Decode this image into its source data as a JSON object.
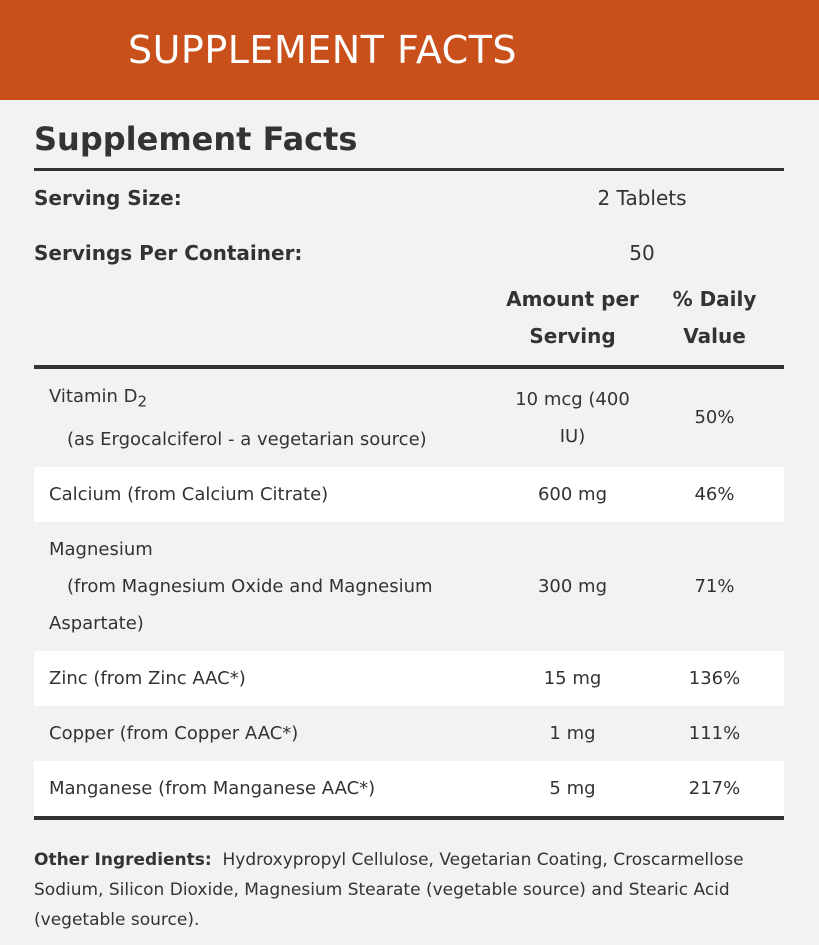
{
  "header": {
    "title": "SUPPLEMENT FACTS"
  },
  "facts": {
    "title": "Supplement Facts",
    "serving_size": {
      "label": "Serving Size:",
      "value": "2 Tablets"
    },
    "servings_per_container": {
      "label": "Servings Per Container:",
      "value": "50"
    },
    "columns": [
      "Amount per Serving",
      "% Daily Value"
    ],
    "rows": [
      {
        "name": "Vitamin D",
        "subscript": "2",
        "detail": "(as Ergocalciferol - a vegetarian source)",
        "amount": "10 mcg (400 IU)",
        "daily_value": "50%"
      },
      {
        "name": "Calcium (from Calcium Citrate)",
        "amount": "600 mg",
        "daily_value": "46%"
      },
      {
        "name": "Magnesium",
        "detail": "(from Magnesium Oxide and Magnesium Aspartate)",
        "amount": "300 mg",
        "daily_value": "71%"
      },
      {
        "name": "Zinc (from Zinc AAC*)",
        "amount": "15 mg",
        "daily_value": "136%"
      },
      {
        "name": "Copper (from Copper AAC*)",
        "amount": "1 mg",
        "daily_value": "111%"
      },
      {
        "name": "Manganese (from Manganese AAC*)",
        "amount": "5 mg",
        "daily_value": "217%"
      }
    ],
    "other_ingredients": {
      "label": "Other Ingredients:",
      "text": "Hydroxypropyl Cellulose, Vegetarian Coating, Croscarmellose Sodium, Silicon Dioxide, Magnesium Stearate (vegetable source) and Stearic Acid (vegetable source)."
    }
  }
}
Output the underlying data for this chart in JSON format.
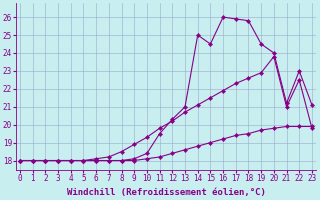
{
  "xlabel": "Windchill (Refroidissement éolien,°C)",
  "background_color": "#c8eef0",
  "line_color": "#880088",
  "x_ticks": [
    0,
    1,
    2,
    3,
    4,
    5,
    6,
    7,
    8,
    9,
    10,
    11,
    12,
    13,
    14,
    15,
    16,
    17,
    18,
    19,
    20,
    21,
    22,
    23
  ],
  "ylim": [
    17.5,
    26.8
  ],
  "xlim": [
    -0.3,
    23.3
  ],
  "yticks": [
    18,
    19,
    20,
    21,
    22,
    23,
    24,
    25,
    26
  ],
  "line_bottom_x": [
    0,
    1,
    2,
    3,
    4,
    5,
    6,
    7,
    8,
    9,
    10,
    11,
    12,
    13,
    14,
    15,
    16,
    17,
    18,
    19,
    20,
    21,
    22,
    23
  ],
  "line_bottom_y": [
    18.0,
    18.0,
    18.0,
    18.0,
    18.0,
    18.0,
    18.0,
    18.0,
    18.0,
    18.0,
    18.1,
    18.2,
    18.4,
    18.6,
    18.8,
    19.0,
    19.2,
    19.4,
    19.5,
    19.7,
    19.8,
    19.9,
    19.9,
    19.9
  ],
  "line_diag_x": [
    0,
    1,
    2,
    3,
    4,
    5,
    6,
    7,
    8,
    9,
    10,
    11,
    12,
    13,
    14,
    15,
    16,
    17,
    18,
    19,
    20,
    21,
    22,
    23
  ],
  "line_diag_y": [
    18.0,
    18.0,
    18.0,
    18.0,
    18.0,
    18.0,
    18.1,
    18.2,
    18.5,
    18.9,
    19.3,
    19.8,
    20.2,
    20.7,
    21.1,
    21.5,
    21.9,
    22.3,
    22.6,
    22.9,
    23.8,
    21.0,
    22.5,
    19.8
  ],
  "line_peak_x": [
    0,
    1,
    2,
    3,
    4,
    5,
    6,
    7,
    8,
    9,
    10,
    11,
    12,
    13,
    14,
    15,
    16,
    17,
    18,
    19,
    20,
    21,
    22,
    23
  ],
  "line_peak_y": [
    18.0,
    18.0,
    18.0,
    18.0,
    18.0,
    18.0,
    18.0,
    18.0,
    18.0,
    18.1,
    18.4,
    19.5,
    20.3,
    21.0,
    25.0,
    24.5,
    26.0,
    25.9,
    25.8,
    24.5,
    24.0,
    21.2,
    23.0,
    21.1
  ],
  "grid_color": "#99aacc",
  "tick_fontsize": 5.5,
  "xlabel_fontsize": 6.5
}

_Brief_.
Without the pictures, output the full listing exactly as it stands.

_Result below_.
Decode this image into its source data as a JSON object.
{
  "header": {
    "title": "SUPPLEMENT FACTS"
  },
  "facts": {
    "title": "Supplement Facts",
    "serving_size": {
      "label": "Serving Size:",
      "value": "2 Tablets"
    },
    "servings_per_container": {
      "label": "Servings Per Container:",
      "value": "50"
    },
    "columns": [
      "Amount per Serving",
      "% Daily Value"
    ],
    "rows": [
      {
        "name": "Vitamin D",
        "subscript": "2",
        "detail": "(as Ergocalciferol - a vegetarian source)",
        "amount": "10 mcg (400 IU)",
        "daily_value": "50%"
      },
      {
        "name": "Calcium (from Calcium Citrate)",
        "amount": "600 mg",
        "daily_value": "46%"
      },
      {
        "name": "Magnesium",
        "detail": "(from Magnesium Oxide and Magnesium Aspartate)",
        "amount": "300 mg",
        "daily_value": "71%"
      },
      {
        "name": "Zinc (from Zinc AAC*)",
        "amount": "15 mg",
        "daily_value": "136%"
      },
      {
        "name": "Copper (from Copper AAC*)",
        "amount": "1 mg",
        "daily_value": "111%"
      },
      {
        "name": "Manganese (from Manganese AAC*)",
        "amount": "5 mg",
        "daily_value": "217%"
      }
    ],
    "other_ingredients": {
      "label": "Other Ingredients:",
      "text": "Hydroxypropyl Cellulose, Vegetarian Coating, Croscarmellose Sodium, Silicon Dioxide, Magnesium Stearate (vegetable source) and Stearic Acid (vegetable source)."
    }
  }
}
Output the underlying data for this chart in JSON format.
{
  "xlabel": "Windchill (Refroidissement éolien,°C)",
  "background_color": "#c8eef0",
  "line_color": "#880088",
  "x_ticks": [
    0,
    1,
    2,
    3,
    4,
    5,
    6,
    7,
    8,
    9,
    10,
    11,
    12,
    13,
    14,
    15,
    16,
    17,
    18,
    19,
    20,
    21,
    22,
    23
  ],
  "ylim": [
    17.5,
    26.8
  ],
  "xlim": [
    -0.3,
    23.3
  ],
  "yticks": [
    18,
    19,
    20,
    21,
    22,
    23,
    24,
    25,
    26
  ],
  "line_bottom_x": [
    0,
    1,
    2,
    3,
    4,
    5,
    6,
    7,
    8,
    9,
    10,
    11,
    12,
    13,
    14,
    15,
    16,
    17,
    18,
    19,
    20,
    21,
    22,
    23
  ],
  "line_bottom_y": [
    18.0,
    18.0,
    18.0,
    18.0,
    18.0,
    18.0,
    18.0,
    18.0,
    18.0,
    18.0,
    18.1,
    18.2,
    18.4,
    18.6,
    18.8,
    19.0,
    19.2,
    19.4,
    19.5,
    19.7,
    19.8,
    19.9,
    19.9,
    19.9
  ],
  "line_diag_x": [
    0,
    1,
    2,
    3,
    4,
    5,
    6,
    7,
    8,
    9,
    10,
    11,
    12,
    13,
    14,
    15,
    16,
    17,
    18,
    19,
    20,
    21,
    22,
    23
  ],
  "line_diag_y": [
    18.0,
    18.0,
    18.0,
    18.0,
    18.0,
    18.0,
    18.1,
    18.2,
    18.5,
    18.9,
    19.3,
    19.8,
    20.2,
    20.7,
    21.1,
    21.5,
    21.9,
    22.3,
    22.6,
    22.9,
    23.8,
    21.0,
    22.5,
    19.8
  ],
  "line_peak_x": [
    0,
    1,
    2,
    3,
    4,
    5,
    6,
    7,
    8,
    9,
    10,
    11,
    12,
    13,
    14,
    15,
    16,
    17,
    18,
    19,
    20,
    21,
    22,
    23
  ],
  "line_peak_y": [
    18.0,
    18.0,
    18.0,
    18.0,
    18.0,
    18.0,
    18.0,
    18.0,
    18.0,
    18.1,
    18.4,
    19.5,
    20.3,
    21.0,
    25.0,
    24.5,
    26.0,
    25.9,
    25.8,
    24.5,
    24.0,
    21.2,
    23.0,
    21.1
  ],
  "grid_color": "#99aacc",
  "tick_fontsize": 5.5,
  "xlabel_fontsize": 6.5
}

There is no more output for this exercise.